Source data
========

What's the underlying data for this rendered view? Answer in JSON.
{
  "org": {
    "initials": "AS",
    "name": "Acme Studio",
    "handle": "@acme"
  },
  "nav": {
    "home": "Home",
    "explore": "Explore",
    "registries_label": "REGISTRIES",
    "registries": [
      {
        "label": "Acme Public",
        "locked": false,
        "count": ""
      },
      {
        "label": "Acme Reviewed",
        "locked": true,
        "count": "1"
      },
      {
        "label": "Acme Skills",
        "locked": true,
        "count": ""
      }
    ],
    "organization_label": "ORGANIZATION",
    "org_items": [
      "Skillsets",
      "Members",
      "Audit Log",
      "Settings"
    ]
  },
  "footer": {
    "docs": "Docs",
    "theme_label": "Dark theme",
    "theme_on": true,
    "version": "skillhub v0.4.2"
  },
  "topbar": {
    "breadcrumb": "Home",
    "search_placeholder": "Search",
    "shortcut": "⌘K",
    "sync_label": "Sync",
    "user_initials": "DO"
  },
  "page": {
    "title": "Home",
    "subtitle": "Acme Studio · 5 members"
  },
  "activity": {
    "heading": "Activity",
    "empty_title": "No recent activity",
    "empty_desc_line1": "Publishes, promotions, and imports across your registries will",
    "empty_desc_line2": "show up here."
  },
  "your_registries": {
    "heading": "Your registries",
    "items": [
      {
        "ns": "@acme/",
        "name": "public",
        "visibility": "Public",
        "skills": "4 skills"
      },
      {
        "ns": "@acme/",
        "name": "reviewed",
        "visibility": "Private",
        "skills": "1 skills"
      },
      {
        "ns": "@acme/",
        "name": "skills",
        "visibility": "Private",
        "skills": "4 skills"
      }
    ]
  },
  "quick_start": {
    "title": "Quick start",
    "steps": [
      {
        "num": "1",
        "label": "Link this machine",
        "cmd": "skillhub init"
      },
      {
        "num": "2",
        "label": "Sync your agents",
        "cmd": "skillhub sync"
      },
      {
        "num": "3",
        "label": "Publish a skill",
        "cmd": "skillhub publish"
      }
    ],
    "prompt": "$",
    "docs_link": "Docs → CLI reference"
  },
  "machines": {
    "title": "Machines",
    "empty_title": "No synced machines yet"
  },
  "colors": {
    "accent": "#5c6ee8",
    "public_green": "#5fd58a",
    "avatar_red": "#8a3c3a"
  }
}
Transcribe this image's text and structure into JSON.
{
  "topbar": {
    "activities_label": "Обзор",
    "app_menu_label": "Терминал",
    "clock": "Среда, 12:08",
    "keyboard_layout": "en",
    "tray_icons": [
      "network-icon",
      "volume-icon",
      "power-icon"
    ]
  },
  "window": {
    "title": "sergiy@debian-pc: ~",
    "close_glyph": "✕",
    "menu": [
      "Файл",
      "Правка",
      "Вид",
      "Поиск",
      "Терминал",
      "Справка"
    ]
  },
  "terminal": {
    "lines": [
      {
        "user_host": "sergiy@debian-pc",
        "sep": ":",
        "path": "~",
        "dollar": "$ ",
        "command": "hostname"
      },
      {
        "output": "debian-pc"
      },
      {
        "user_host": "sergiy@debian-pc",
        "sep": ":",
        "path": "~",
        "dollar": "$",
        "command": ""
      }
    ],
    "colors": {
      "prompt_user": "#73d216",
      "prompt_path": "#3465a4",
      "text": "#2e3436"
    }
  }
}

========

■ Set problem: Copy each line containing the word "Docs" from the data.

■ Solution below:
    "docs": "Docs",
    "docs_link": "Docs → CLI reference"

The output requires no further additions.